═════ Data supplied
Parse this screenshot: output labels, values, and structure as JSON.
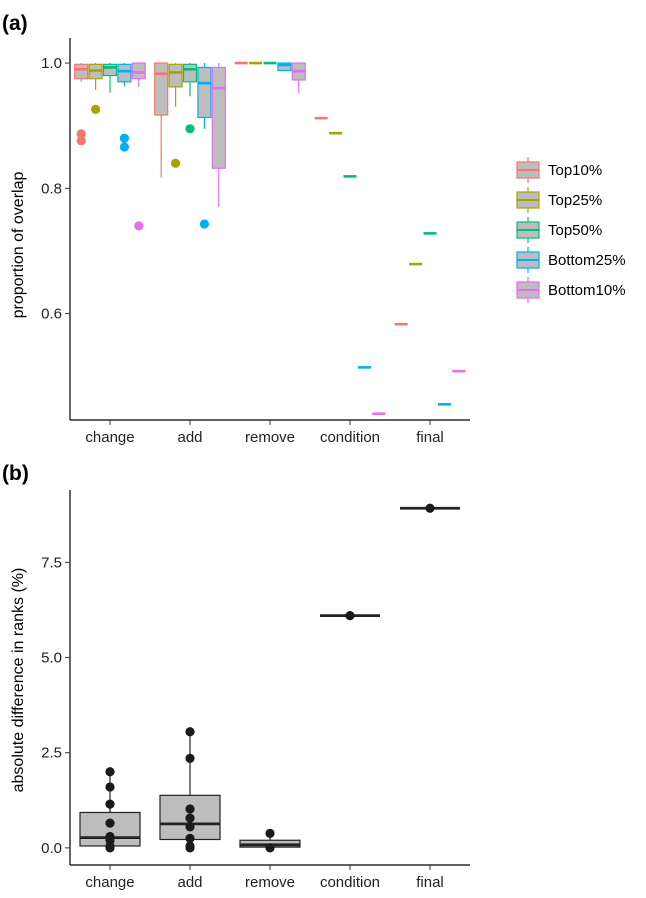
{
  "chart_data": [
    {
      "panel_label": "(a)",
      "type": "boxplot",
      "ylabel": "proportion of overlap",
      "xlabel": "",
      "categories": [
        "change",
        "add",
        "remove",
        "condition",
        "final"
      ],
      "ylim": [
        0.43,
        1.04
      ],
      "yticks": [
        0.6,
        0.8,
        1.0
      ],
      "ytick_labels": [
        "0.6",
        "0.8",
        "1.0"
      ],
      "grid": false,
      "legend_position": "right",
      "series": [
        {
          "name": "Top10%",
          "color": "#F8766D",
          "boxes": [
            {
              "category": "change",
              "min": 0.97,
              "q1": 0.975,
              "median": 0.99,
              "q3": 0.998,
              "max": 1.0,
              "outliers": [
                0.887,
                0.876
              ]
            },
            {
              "category": "add",
              "min": 0.817,
              "q1": 0.917,
              "median": 0.983,
              "q3": 1.0,
              "max": 1.0,
              "outliers": []
            },
            {
              "category": "remove",
              "min": 1.0,
              "q1": 1.0,
              "median": 1.0,
              "q3": 1.0,
              "max": 1.0,
              "outliers": []
            },
            {
              "category": "condition",
              "min": 0.912,
              "q1": 0.912,
              "median": 0.912,
              "q3": 0.912,
              "max": 0.912,
              "outliers": []
            },
            {
              "category": "final",
              "min": 0.583,
              "q1": 0.583,
              "median": 0.583,
              "q3": 0.583,
              "max": 0.583,
              "outliers": []
            }
          ]
        },
        {
          "name": "Top25%",
          "color": "#A3A500",
          "boxes": [
            {
              "category": "change",
              "min": 0.957,
              "q1": 0.975,
              "median": 0.988,
              "q3": 0.998,
              "max": 1.0,
              "outliers": [
                0.926
              ]
            },
            {
              "category": "add",
              "min": 0.93,
              "q1": 0.962,
              "median": 0.985,
              "q3": 0.998,
              "max": 1.0,
              "outliers": [
                0.84
              ]
            },
            {
              "category": "remove",
              "min": 0.998,
              "q1": 1.0,
              "median": 1.0,
              "q3": 1.0,
              "max": 1.0,
              "outliers": []
            },
            {
              "category": "condition",
              "min": 0.888,
              "q1": 0.888,
              "median": 0.888,
              "q3": 0.888,
              "max": 0.888,
              "outliers": []
            },
            {
              "category": "final",
              "min": 0.679,
              "q1": 0.679,
              "median": 0.679,
              "q3": 0.679,
              "max": 0.679,
              "outliers": []
            }
          ]
        },
        {
          "name": "Top50%",
          "color": "#00BF7D",
          "boxes": [
            {
              "category": "change",
              "min": 0.953,
              "q1": 0.98,
              "median": 0.993,
              "q3": 0.998,
              "max": 1.0,
              "outliers": []
            },
            {
              "category": "add",
              "min": 0.947,
              "q1": 0.97,
              "median": 0.99,
              "q3": 0.998,
              "max": 1.0,
              "outliers": [
                0.895
              ]
            },
            {
              "category": "remove",
              "min": 0.998,
              "q1": 1.0,
              "median": 1.0,
              "q3": 1.0,
              "max": 1.0,
              "outliers": []
            },
            {
              "category": "condition",
              "min": 0.819,
              "q1": 0.819,
              "median": 0.819,
              "q3": 0.819,
              "max": 0.819,
              "outliers": []
            },
            {
              "category": "final",
              "min": 0.728,
              "q1": 0.728,
              "median": 0.728,
              "q3": 0.728,
              "max": 0.728,
              "outliers": []
            }
          ]
        },
        {
          "name": "Bottom25%",
          "color": "#00B0F6",
          "boxes": [
            {
              "category": "change",
              "min": 0.963,
              "q1": 0.97,
              "median": 0.987,
              "q3": 0.998,
              "max": 1.0,
              "outliers": [
                0.88,
                0.866
              ]
            },
            {
              "category": "add",
              "min": 0.895,
              "q1": 0.913,
              "median": 0.968,
              "q3": 0.993,
              "max": 1.0,
              "outliers": [
                0.743
              ]
            },
            {
              "category": "remove",
              "min": 0.987,
              "q1": 0.988,
              "median": 0.997,
              "q3": 1.0,
              "max": 1.0,
              "outliers": []
            },
            {
              "category": "condition",
              "min": 0.514,
              "q1": 0.514,
              "median": 0.514,
              "q3": 0.514,
              "max": 0.514,
              "outliers": []
            },
            {
              "category": "final",
              "min": 0.455,
              "q1": 0.455,
              "median": 0.455,
              "q3": 0.455,
              "max": 0.455,
              "outliers": []
            }
          ]
        },
        {
          "name": "Bottom10%",
          "color": "#E76BF3",
          "boxes": [
            {
              "category": "change",
              "min": 0.962,
              "q1": 0.975,
              "median": 0.985,
              "q3": 1.0,
              "max": 1.0,
              "outliers": [
                0.74
              ]
            },
            {
              "category": "add",
              "min": 0.77,
              "q1": 0.832,
              "median": 0.96,
              "q3": 0.993,
              "max": 1.0,
              "outliers": []
            },
            {
              "category": "remove",
              "min": 0.952,
              "q1": 0.973,
              "median": 0.987,
              "q3": 1.0,
              "max": 1.0,
              "outliers": []
            },
            {
              "category": "condition",
              "min": 0.44,
              "q1": 0.44,
              "median": 0.44,
              "q3": 0.44,
              "max": 0.44,
              "outliers": []
            },
            {
              "category": "final",
              "min": 0.508,
              "q1": 0.508,
              "median": 0.508,
              "q3": 0.508,
              "max": 0.508,
              "outliers": []
            }
          ]
        }
      ]
    },
    {
      "panel_label": "(b)",
      "type": "boxplot",
      "ylabel": "absolute difference in ranks (%)",
      "xlabel": "",
      "categories": [
        "change",
        "add",
        "remove",
        "condition",
        "final"
      ],
      "ylim": [
        -0.45,
        9.4
      ],
      "yticks": [
        0,
        2.5,
        5,
        7.5
      ],
      "ytick_labels": [
        "0.0",
        "2.5",
        "5.0",
        "7.5"
      ],
      "grid": false,
      "color": "#222222",
      "boxes": [
        {
          "category": "change",
          "min": 0.0,
          "q1": 0.05,
          "median": 0.27,
          "q3": 0.93,
          "max": 2.0,
          "points": [
            2.0,
            1.6,
            1.15,
            0.65,
            0.3,
            0.2,
            0.05,
            0.0
          ]
        },
        {
          "category": "add",
          "min": 0.0,
          "q1": 0.22,
          "median": 0.63,
          "q3": 1.38,
          "max": 3.05,
          "points": [
            3.05,
            2.35,
            1.02,
            0.78,
            0.55,
            0.25,
            0.05,
            0.0
          ]
        },
        {
          "category": "remove",
          "min": 0.0,
          "q1": 0.02,
          "median": 0.08,
          "q3": 0.2,
          "max": 0.38,
          "points": [
            0.38,
            0.0
          ]
        },
        {
          "category": "condition",
          "min": 6.1,
          "q1": 6.1,
          "median": 6.1,
          "q3": 6.1,
          "max": 6.1,
          "points": [
            6.1
          ]
        },
        {
          "category": "final",
          "min": 8.92,
          "q1": 8.92,
          "median": 8.92,
          "q3": 8.92,
          "max": 8.92,
          "points": [
            8.92
          ]
        }
      ]
    }
  ]
}
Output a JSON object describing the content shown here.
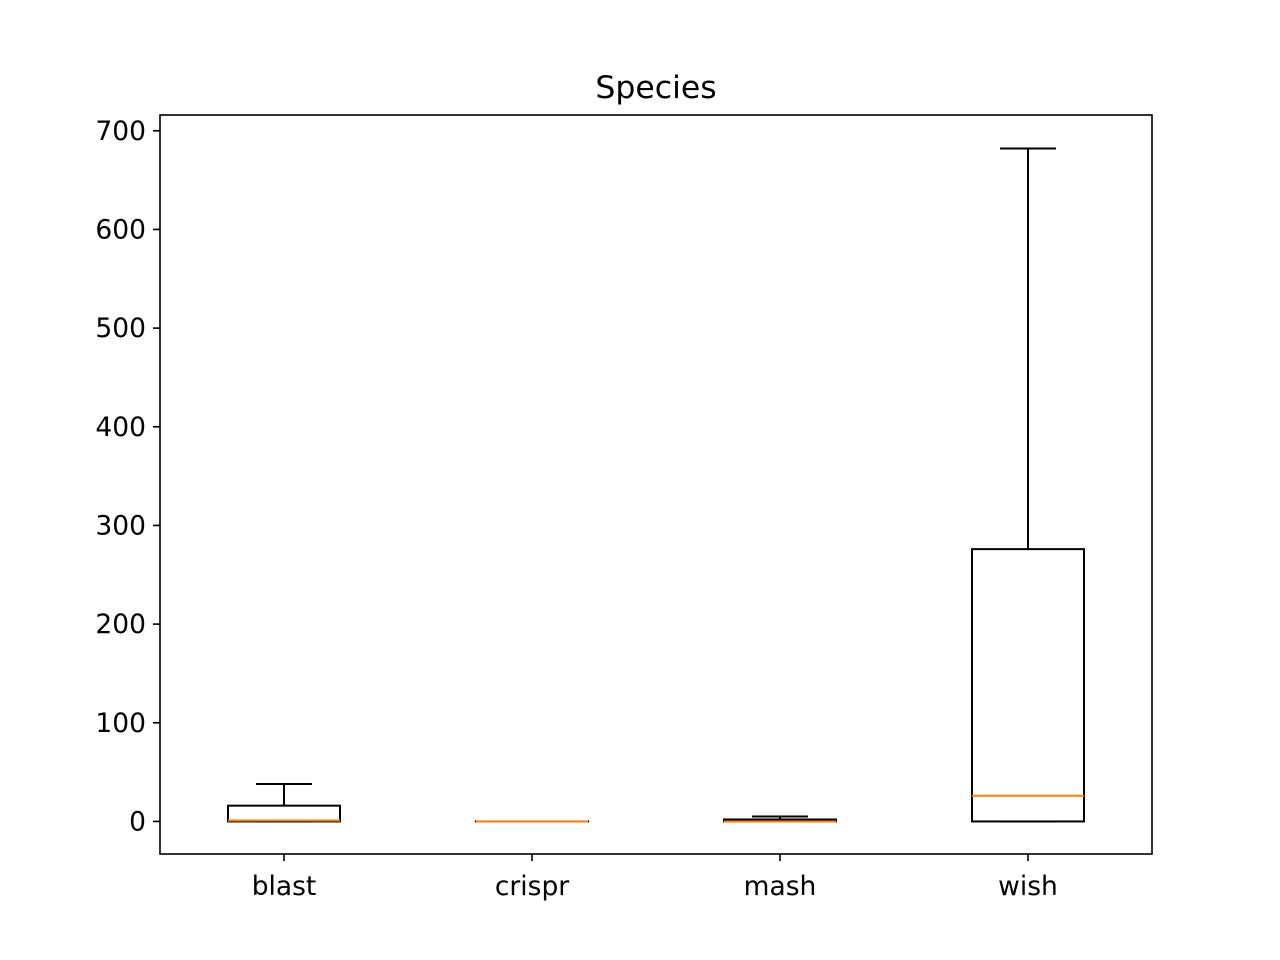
{
  "chart_data": {
    "type": "box",
    "title": "Species",
    "xlabel": "",
    "ylabel": "",
    "categories": [
      "blast",
      "crispr",
      "mash",
      "wish"
    ],
    "boxes": [
      {
        "name": "blast",
        "whisker_low": 0,
        "q1": 0,
        "median": 1,
        "q3": 16,
        "whisker_high": 38
      },
      {
        "name": "crispr",
        "whisker_low": 0,
        "q1": 0,
        "median": 0,
        "q3": 0,
        "whisker_high": 0
      },
      {
        "name": "mash",
        "whisker_low": 0,
        "q1": 0,
        "median": 0,
        "q3": 2,
        "whisker_high": 5
      },
      {
        "name": "wish",
        "whisker_low": 0,
        "q1": 0,
        "median": 26,
        "q3": 276,
        "whisker_high": 682
      }
    ],
    "yticks": [
      0,
      100,
      200,
      300,
      400,
      500,
      600,
      700
    ],
    "ylim": [
      -33,
      716
    ],
    "grid": false,
    "colors": {
      "box": "#000000",
      "median": "#ff7f0e",
      "axes": "#000000",
      "background": "#ffffff"
    }
  }
}
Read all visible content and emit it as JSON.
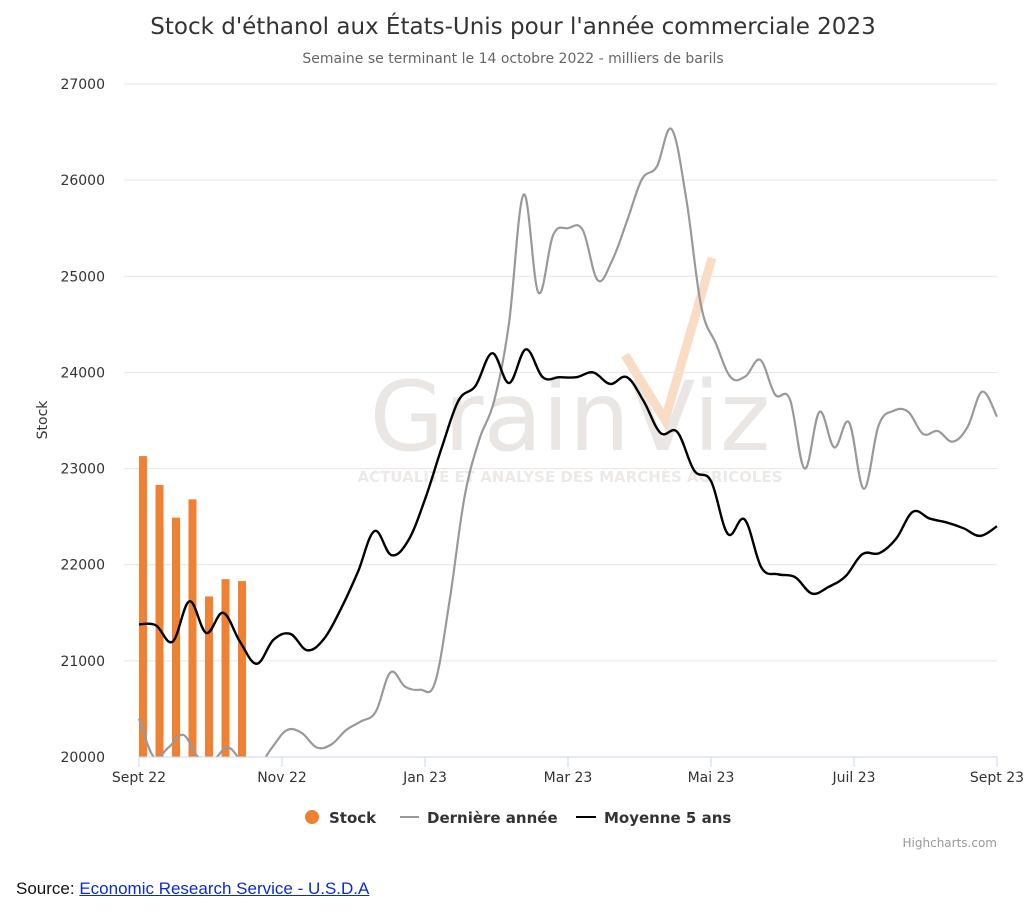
{
  "chart_data": {
    "type": "line",
    "title": "Stock d'éthanol aux États-Unis pour l'année commerciale 2023",
    "subtitle": "Semaine se terminant le 14 octobre 2022 - milliers de barils",
    "ylabel": "Stock",
    "ylim": [
      20000,
      27000
    ],
    "y_ticks": [
      "20000",
      "21000",
      "22000",
      "23000",
      "24000",
      "25000",
      "26000",
      "27000"
    ],
    "x_tick_labels": [
      "Sept 22",
      "Nov 22",
      "Jan 23",
      "Mar 23",
      "Mai 23",
      "Juil 23",
      "Sept 23"
    ],
    "grid": true,
    "legend_position": "bottom-center",
    "series": [
      {
        "name": "Stock",
        "type": "bar",
        "color": "#f08133",
        "values": [
          23130,
          22830,
          22490,
          22680,
          21670,
          21850,
          21830
        ]
      },
      {
        "name": "Dernière année",
        "type": "line",
        "color": "#999999",
        "values": [
          20400,
          20000,
          20100,
          20230,
          20000,
          19970,
          20100,
          19950,
          19900,
          20100,
          20280,
          20250,
          20100,
          20130,
          20280,
          20370,
          20470,
          20880,
          20730,
          20700,
          20770,
          21630,
          22700,
          23300,
          23700,
          24500,
          25850,
          24830,
          25430,
          25500,
          25480,
          24960,
          25170,
          25580,
          26010,
          26140,
          26530,
          25800,
          24690,
          24300,
          23950,
          23960,
          24130,
          23770,
          23720,
          23000,
          23590,
          23220,
          23480,
          22790,
          23450,
          23600,
          23590,
          23360,
          23390,
          23280,
          23430,
          23800,
          23540
        ]
      },
      {
        "name": "Moyenne 5 ans",
        "type": "line",
        "color": "#000000",
        "values": [
          21380,
          21370,
          21200,
          21620,
          21290,
          21500,
          21200,
          20970,
          21220,
          21280,
          21110,
          21230,
          21540,
          21920,
          22350,
          22100,
          22250,
          22680,
          23220,
          23710,
          23860,
          24200,
          23890,
          24240,
          23950,
          23950,
          23950,
          24000,
          23880,
          23950,
          23700,
          23370,
          23380,
          22980,
          22870,
          22320,
          22470,
          21970,
          21900,
          21870,
          21700,
          21770,
          21880,
          22110,
          22120,
          22270,
          22550,
          22480,
          22440,
          22380,
          22300,
          22400
        ]
      }
    ]
  },
  "legend": [
    {
      "label": "Stock",
      "color": "#f08133",
      "symbol": "circle"
    },
    {
      "label": "Dernière année",
      "color": "#999999",
      "symbol": "line"
    },
    {
      "label": "Moyenne 5 ans",
      "color": "#000000",
      "symbol": "line"
    }
  ],
  "watermark": {
    "main": "GrainViz",
    "sub": "ACTUALITÉ ET ANALYSE DES MARCHÉS AGRICOLES"
  },
  "credits": "Highcharts.com",
  "source": {
    "prefix": "Source:",
    "link_text": "Economic Research Service - U.S.D.A"
  }
}
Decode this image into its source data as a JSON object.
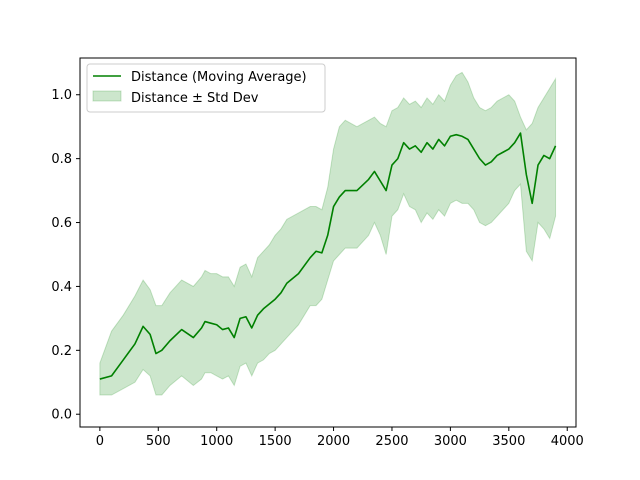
{
  "chart_data": {
    "type": "line",
    "title": "",
    "xlabel": "",
    "ylabel": "",
    "xlim": [
      -170,
      4075
    ],
    "ylim": [
      -0.04,
      1.115
    ],
    "xticks": [
      0,
      500,
      1000,
      1500,
      2000,
      2500,
      3000,
      3500,
      4000
    ],
    "yticks": [
      0.0,
      0.2,
      0.4,
      0.6,
      0.8,
      1.0
    ],
    "xtick_labels": [
      "0",
      "500",
      "1000",
      "1500",
      "2000",
      "2500",
      "3000",
      "3500",
      "4000"
    ],
    "ytick_labels": [
      "0.0",
      "0.2",
      "0.4",
      "0.6",
      "0.8",
      "1.0"
    ],
    "grid": false,
    "legend_position": "top-left",
    "colors": {
      "line": "#008000",
      "band": "#008000",
      "axes": "#000000"
    },
    "series": [
      {
        "name": "Distance (Moving Average)",
        "kind": "line",
        "x": [
          0,
          100,
          200,
          300,
          370,
          430,
          480,
          530,
          600,
          700,
          800,
          870,
          900,
          950,
          1000,
          1050,
          1100,
          1150,
          1200,
          1250,
          1300,
          1350,
          1400,
          1450,
          1500,
          1550,
          1600,
          1700,
          1800,
          1850,
          1900,
          1950,
          2000,
          2050,
          2100,
          2200,
          2300,
          2350,
          2400,
          2450,
          2500,
          2550,
          2600,
          2650,
          2700,
          2750,
          2800,
          2850,
          2900,
          2950,
          3000,
          3050,
          3100,
          3150,
          3200,
          3250,
          3300,
          3350,
          3400,
          3450,
          3500,
          3550,
          3600,
          3650,
          3700,
          3750,
          3800,
          3850,
          3900
        ],
        "y": [
          0.11,
          0.12,
          0.17,
          0.22,
          0.275,
          0.25,
          0.19,
          0.2,
          0.23,
          0.265,
          0.24,
          0.27,
          0.29,
          0.285,
          0.28,
          0.265,
          0.27,
          0.24,
          0.3,
          0.305,
          0.27,
          0.31,
          0.33,
          0.345,
          0.36,
          0.38,
          0.41,
          0.44,
          0.49,
          0.51,
          0.505,
          0.56,
          0.65,
          0.68,
          0.7,
          0.7,
          0.735,
          0.76,
          0.73,
          0.7,
          0.78,
          0.8,
          0.85,
          0.83,
          0.84,
          0.82,
          0.85,
          0.83,
          0.86,
          0.84,
          0.87,
          0.875,
          0.87,
          0.86,
          0.83,
          0.8,
          0.78,
          0.79,
          0.81,
          0.82,
          0.83,
          0.85,
          0.88,
          0.75,
          0.66,
          0.78,
          0.81,
          0.8,
          0.84
        ]
      },
      {
        "name": "Distance ± Std Dev",
        "kind": "band",
        "x": [
          0,
          100,
          200,
          300,
          370,
          430,
          480,
          530,
          600,
          700,
          800,
          870,
          900,
          950,
          1000,
          1050,
          1100,
          1150,
          1200,
          1250,
          1300,
          1350,
          1400,
          1450,
          1500,
          1550,
          1600,
          1700,
          1800,
          1850,
          1900,
          1950,
          2000,
          2050,
          2100,
          2200,
          2300,
          2350,
          2400,
          2450,
          2500,
          2550,
          2600,
          2650,
          2700,
          2750,
          2800,
          2850,
          2900,
          2950,
          3000,
          3050,
          3100,
          3150,
          3200,
          3250,
          3300,
          3350,
          3400,
          3450,
          3500,
          3550,
          3600,
          3650,
          3700,
          3750,
          3800,
          3850,
          3900
        ],
        "upper": [
          0.16,
          0.26,
          0.31,
          0.37,
          0.42,
          0.39,
          0.34,
          0.34,
          0.38,
          0.42,
          0.4,
          0.43,
          0.45,
          0.44,
          0.44,
          0.43,
          0.43,
          0.4,
          0.46,
          0.47,
          0.43,
          0.49,
          0.51,
          0.53,
          0.56,
          0.58,
          0.61,
          0.63,
          0.65,
          0.65,
          0.64,
          0.71,
          0.83,
          0.9,
          0.92,
          0.9,
          0.92,
          0.93,
          0.91,
          0.9,
          0.95,
          0.96,
          0.99,
          0.97,
          0.98,
          0.96,
          0.99,
          0.97,
          1.0,
          0.98,
          1.03,
          1.06,
          1.07,
          1.04,
          0.99,
          0.96,
          0.95,
          0.96,
          0.98,
          0.99,
          1.0,
          0.98,
          0.93,
          0.89,
          0.91,
          0.96,
          0.99,
          1.02,
          1.05
        ],
        "lower": [
          0.06,
          0.06,
          0.08,
          0.1,
          0.14,
          0.12,
          0.06,
          0.06,
          0.09,
          0.12,
          0.09,
          0.11,
          0.13,
          0.13,
          0.12,
          0.11,
          0.12,
          0.09,
          0.15,
          0.16,
          0.12,
          0.16,
          0.17,
          0.19,
          0.2,
          0.22,
          0.24,
          0.28,
          0.34,
          0.34,
          0.36,
          0.42,
          0.48,
          0.5,
          0.52,
          0.52,
          0.56,
          0.6,
          0.56,
          0.5,
          0.62,
          0.64,
          0.69,
          0.65,
          0.64,
          0.6,
          0.63,
          0.61,
          0.64,
          0.62,
          0.66,
          0.67,
          0.66,
          0.66,
          0.64,
          0.6,
          0.59,
          0.6,
          0.62,
          0.64,
          0.66,
          0.7,
          0.72,
          0.51,
          0.48,
          0.6,
          0.58,
          0.55,
          0.62
        ]
      }
    ]
  }
}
══════════
Task details:
Scan the records above for the string "Moyenne", then select every line that holds it.

The result:
        "name": "Moyenne 5 ans",
      "label": "Moyenne 5 ans",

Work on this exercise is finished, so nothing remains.